▶ [Material]:
┄┄┄┄┄┄┄┄┄┄

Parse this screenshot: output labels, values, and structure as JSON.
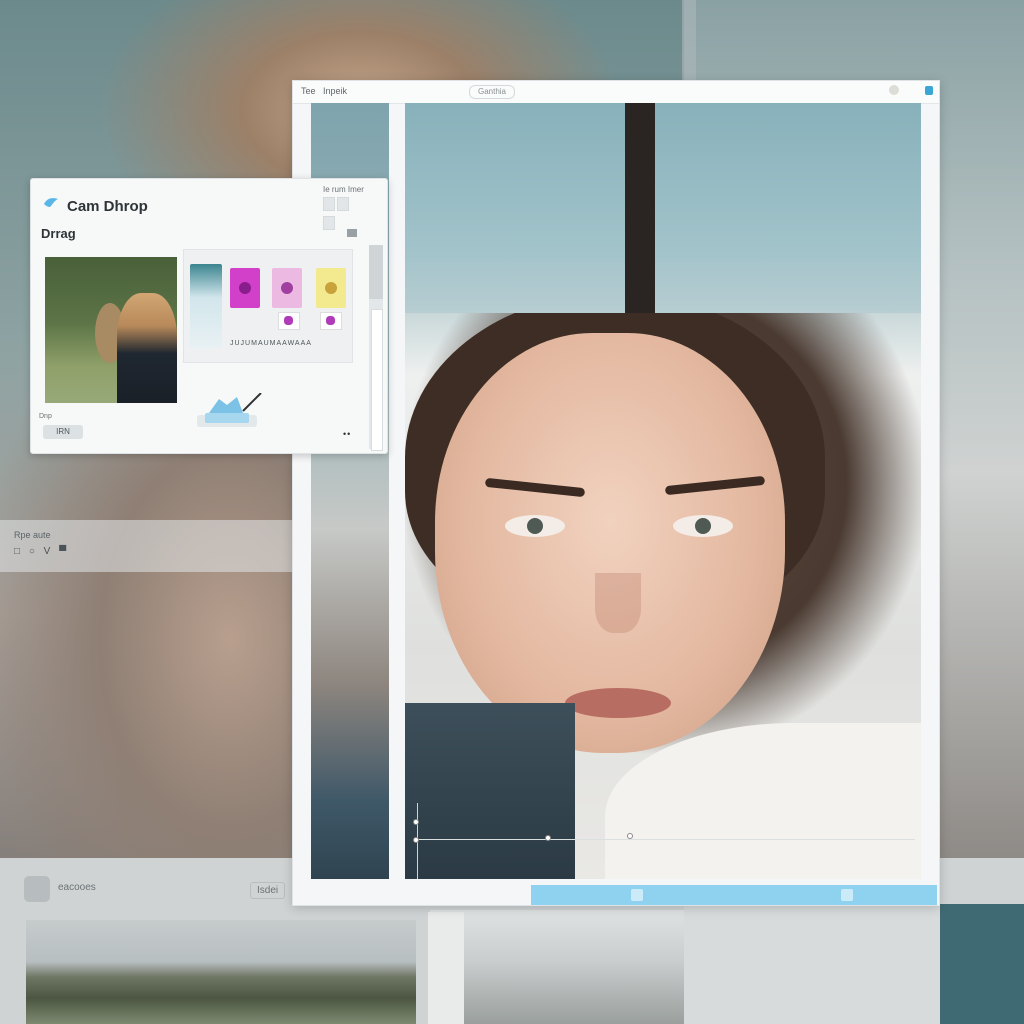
{
  "window": {
    "title_left": "Tee",
    "title_tab": "Inpeik",
    "title_field": "Ganthia"
  },
  "dialog": {
    "title": "Cam Dhrop",
    "subtitle": "Drrag",
    "header_small": "Ie rum Imer",
    "strip_text": "JUJUMAUMAAWAAA",
    "small_label": "Dnp",
    "button_label": "IRN",
    "dots": "••"
  },
  "background": {
    "strip_label": "Rpe aute",
    "strip_controls": "□ ○ V ▀",
    "bottom_label": "eacooes",
    "bottom_label2": "Isdei"
  },
  "colors": {
    "accent": "#8ed2f0",
    "close": "#3aa6d6"
  }
}
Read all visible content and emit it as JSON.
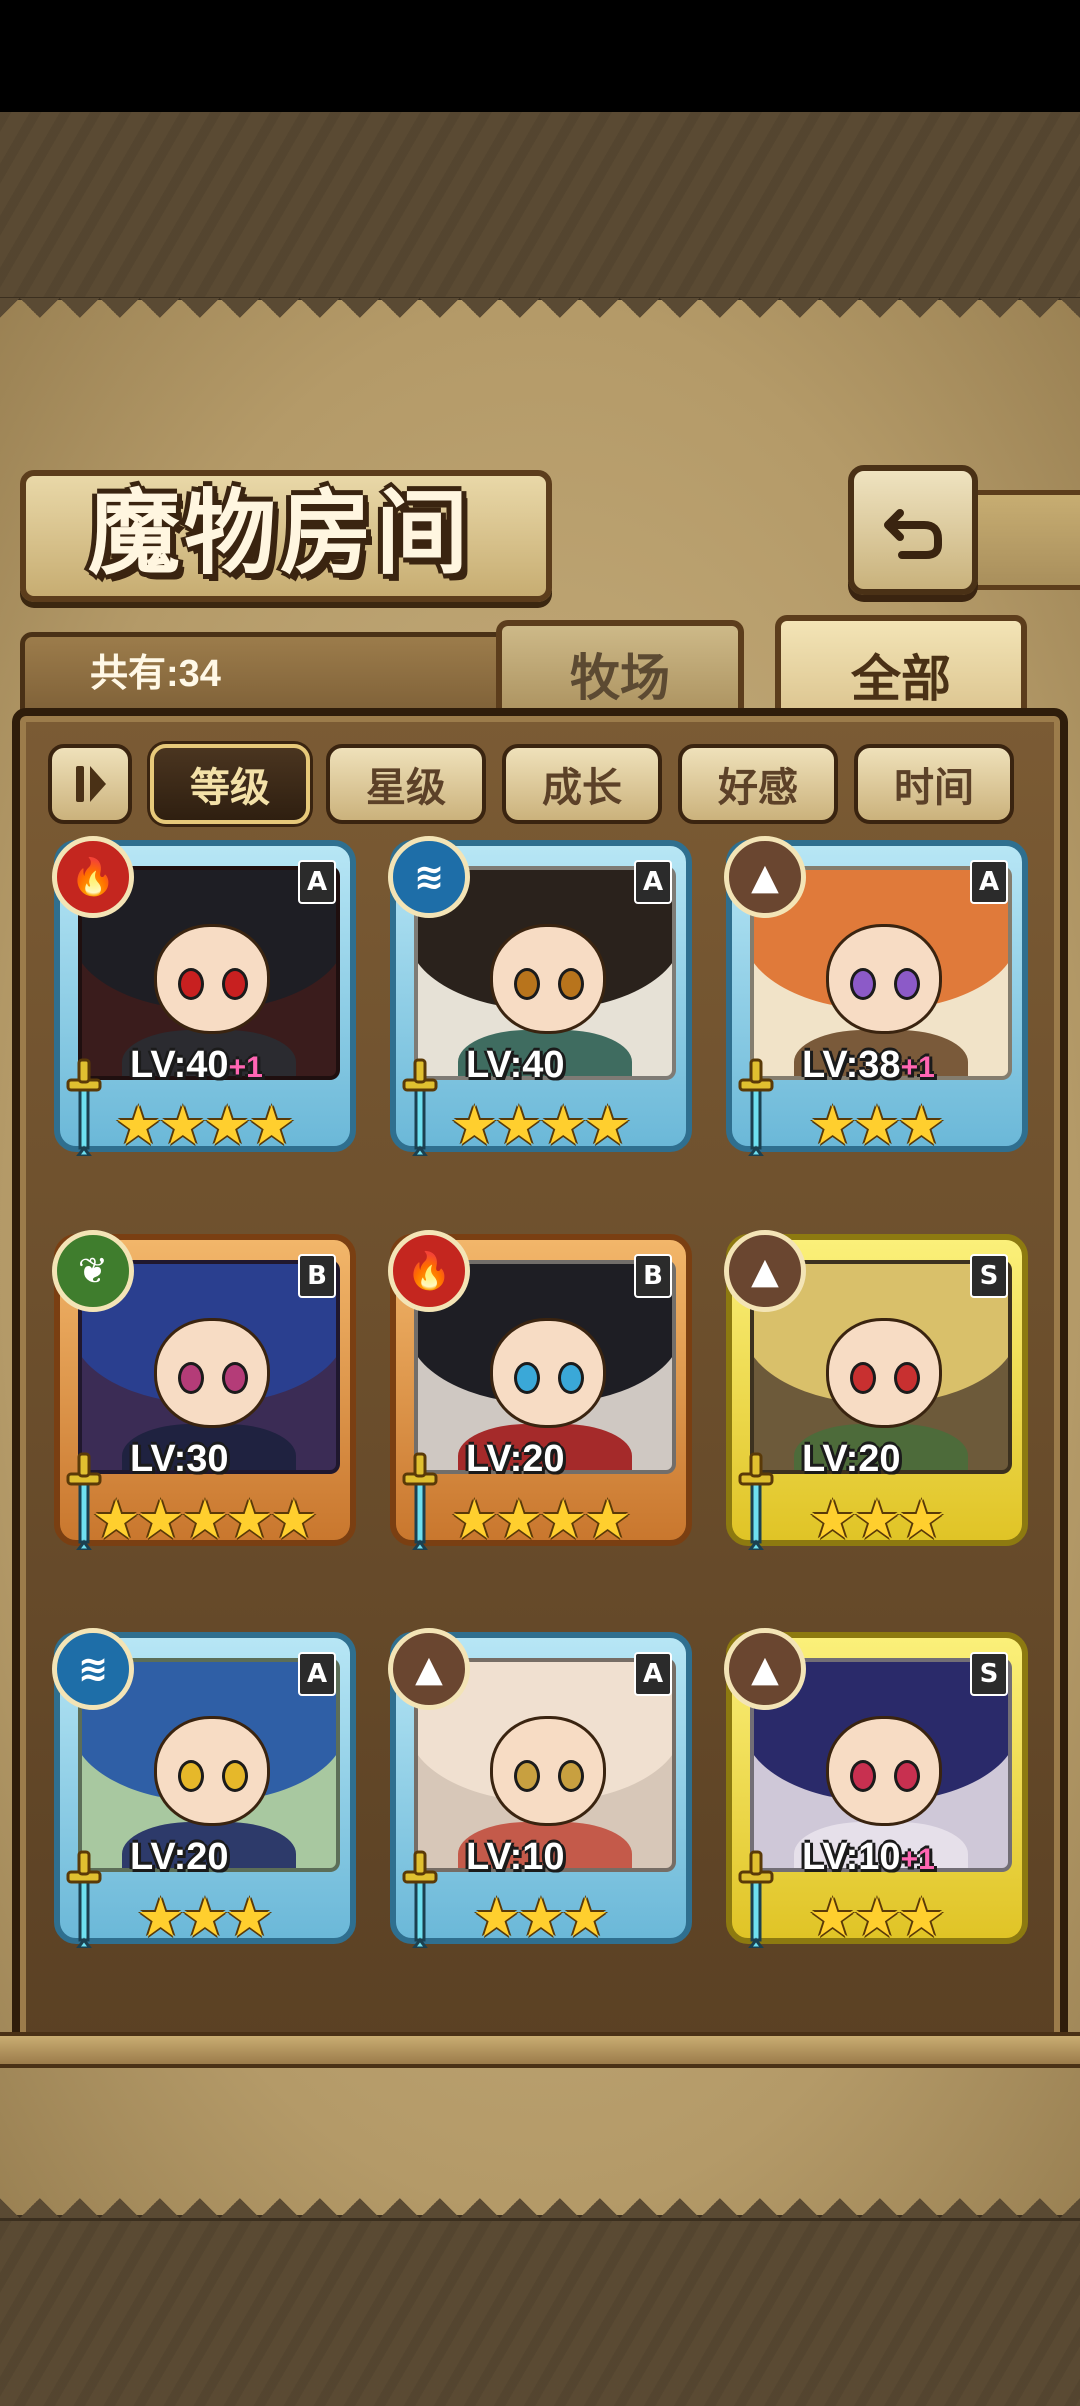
{
  "header": {
    "title": "魔物房间",
    "back_icon": "back-arrow-icon"
  },
  "tabs": {
    "count_label": "共有:34",
    "items": [
      {
        "label": "牧场",
        "active": false
      },
      {
        "label": "全部",
        "active": true
      }
    ]
  },
  "sort": {
    "toggle_icon": "pause-sort-icon",
    "buttons": [
      {
        "label": "等级",
        "active": true
      },
      {
        "label": "星级",
        "active": false
      },
      {
        "label": "成长",
        "active": false
      },
      {
        "label": "好感",
        "active": false
      },
      {
        "label": "时间",
        "active": false
      }
    ]
  },
  "monsters": [
    {
      "level": "LV:40",
      "bonus": "+1",
      "stars": 4,
      "rank": "A",
      "element": "fire"
    },
    {
      "level": "LV:40",
      "bonus": "",
      "stars": 4,
      "rank": "A",
      "element": "water"
    },
    {
      "level": "LV:38",
      "bonus": "+1",
      "stars": 3,
      "rank": "A",
      "element": "earth"
    },
    {
      "level": "LV:30",
      "bonus": "",
      "stars": 5,
      "rank": "B",
      "element": "nature"
    },
    {
      "level": "LV:20",
      "bonus": "",
      "stars": 4,
      "rank": "B",
      "element": "fire"
    },
    {
      "level": "LV:20",
      "bonus": "",
      "stars": 3,
      "rank": "S",
      "element": "earth"
    },
    {
      "level": "LV:20",
      "bonus": "",
      "stars": 3,
      "rank": "A",
      "element": "water"
    },
    {
      "level": "LV:10",
      "bonus": "",
      "stars": 3,
      "rank": "A",
      "element": "earth"
    },
    {
      "level": "LV:10",
      "bonus": "+1",
      "stars": 3,
      "rank": "S",
      "element": "earth"
    }
  ]
}
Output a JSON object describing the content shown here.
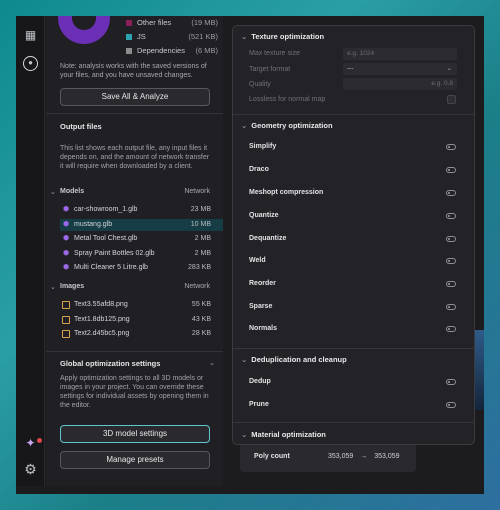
{
  "legend": [
    {
      "label": "Other files",
      "size": "(19 MB)",
      "color": "#8b1f5a"
    },
    {
      "label": "JS",
      "size": "(521 KB)",
      "color": "#2ba3b0"
    },
    {
      "label": "Dependencies",
      "size": "(6 MB)",
      "color": "#8c8c8c"
    }
  ],
  "note": "Note: analysis works with the saved versions of your files, and you have unsaved changes.",
  "save_button": "Save All & Analyze",
  "output": {
    "title": "Output files",
    "description": "This list shows each output file, any input files it depends on, and the amount of network transfer it will require when downloaded by a client."
  },
  "models_group": {
    "title": "Models",
    "column": "Network"
  },
  "models": [
    {
      "name": "car-showroom_1.glb",
      "size": "23 MB"
    },
    {
      "name": "mustang.glb",
      "size": "10 MB"
    },
    {
      "name": "Metal Tool Chest.glb",
      "size": "2 MB"
    },
    {
      "name": "Spray Paint Bottles 02.glb",
      "size": "2 MB"
    },
    {
      "name": "Multi Cleaner 5 Litre.glb",
      "size": "283 KB"
    }
  ],
  "images_group": {
    "title": "Images",
    "column": "Network"
  },
  "images": [
    {
      "name": "Text3.55afd8.png",
      "size": "55 KB"
    },
    {
      "name": "Text1.8db125.png",
      "size": "43 KB"
    },
    {
      "name": "Text2.d45bc5.png",
      "size": "28 KB"
    }
  ],
  "global": {
    "title": "Global optimization settings",
    "description": "Apply optimization settings to all 3D models or images in your project. You can override these settings for individual assets by opening them in the editor.",
    "btn_models": "3D model settings",
    "btn_presets": "Manage presets"
  },
  "texture": {
    "title": "Texture optimization",
    "max_size_label": "Max texture size",
    "max_size_placeholder": "e.g. 1024",
    "format_label": "Target format",
    "format_value": "---",
    "quality_label": "Quality",
    "quality_placeholder": "e.g. 0.8",
    "lossless_label": "Lossless for normal map"
  },
  "geometry": {
    "title": "Geometry optimization",
    "options": [
      "Simplify",
      "Draco",
      "Meshopt compression",
      "Quantize",
      "Dequantize",
      "Weld",
      "Reorder",
      "Sparse",
      "Normals"
    ]
  },
  "dedup": {
    "title": "Deduplication and cleanup",
    "options": [
      "Dedup",
      "Prune"
    ]
  },
  "material": {
    "title": "Material optimization"
  },
  "stats": {
    "label": "Poly count",
    "from": "353,059",
    "arrow": "→",
    "to": "353,059"
  }
}
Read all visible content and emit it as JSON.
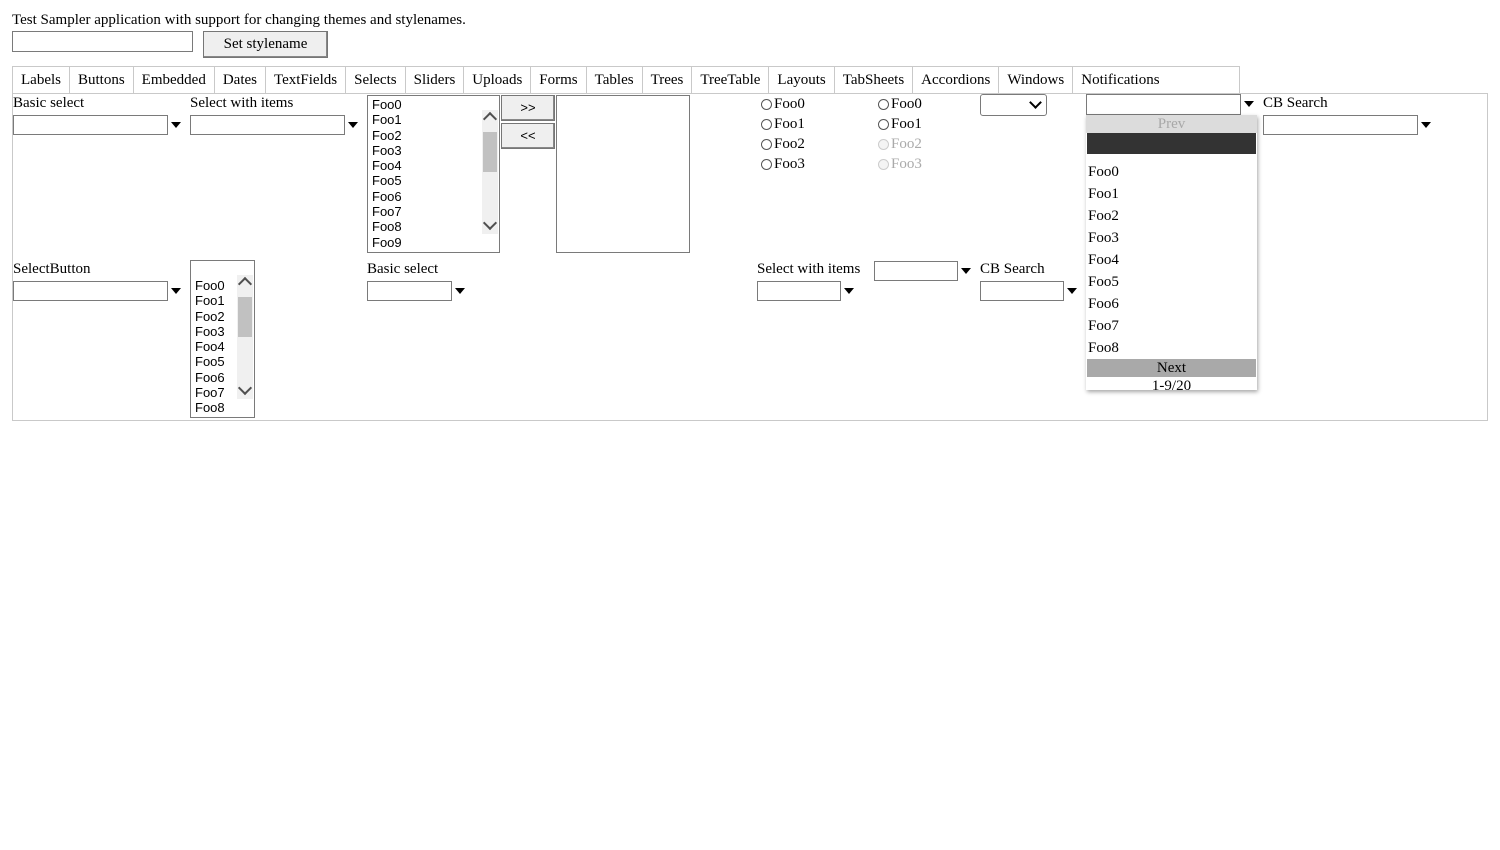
{
  "intro_text": "Test Sampler application with support for changing themes and stylenames.",
  "stylename": {
    "value": "",
    "button_label": "Set stylename"
  },
  "tabs": [
    "Labels",
    "Buttons",
    "Embedded",
    "Dates",
    "TextFields",
    "Selects",
    "Sliders",
    "Uploads",
    "Forms",
    "Tables",
    "Trees",
    "TreeTable",
    "Layouts",
    "TabSheets",
    "Accordions",
    "Windows",
    "Notifications"
  ],
  "selects": {
    "basic_select_label": "Basic select",
    "select_with_items_label": "Select with items",
    "listbox_items": [
      "Foo0",
      "Foo1",
      "Foo2",
      "Foo3",
      "Foo4",
      "Foo5",
      "Foo6",
      "Foo7",
      "Foo8",
      "Foo9"
    ],
    "twincol_add": ">>",
    "twincol_remove": "<<",
    "radio_group_1": [
      "Foo0",
      "Foo1",
      "Foo2",
      "Foo3"
    ],
    "radio_group_2": [
      "Foo0",
      "Foo1",
      "Foo2",
      "Foo3"
    ],
    "cb_search_label": "CB Search",
    "selectbutton_label": "SelectButton",
    "small_listbox_items": [
      "Foo0",
      "Foo1",
      "Foo2",
      "Foo3",
      "Foo4",
      "Foo5",
      "Foo6",
      "Foo7",
      "Foo8"
    ],
    "basic_select_2_label": "Basic select",
    "select_with_items_2_label": "Select with items",
    "cb_search_2_label": "CB Search"
  },
  "popup": {
    "prev_label": "Prev",
    "items": [
      "Foo0",
      "Foo1",
      "Foo2",
      "Foo3",
      "Foo4",
      "Foo5",
      "Foo6",
      "Foo7",
      "Foo8"
    ],
    "next_label": "Next",
    "status": "1-9/20"
  },
  "icons": {
    "dropdown": "caret-down-icon",
    "scroll_up": "chevron-up-icon",
    "scroll_down": "chevron-down-icon"
  }
}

┄┄┄┄┄┄┄┄┄┄

▶ [Written exercise]: From the listing above, copy every line that holds the string "Search".

▶ [Solution to the exercise]:
    "cb_search_label": "CB Search",
    "cb_search_2_label": "CB Search"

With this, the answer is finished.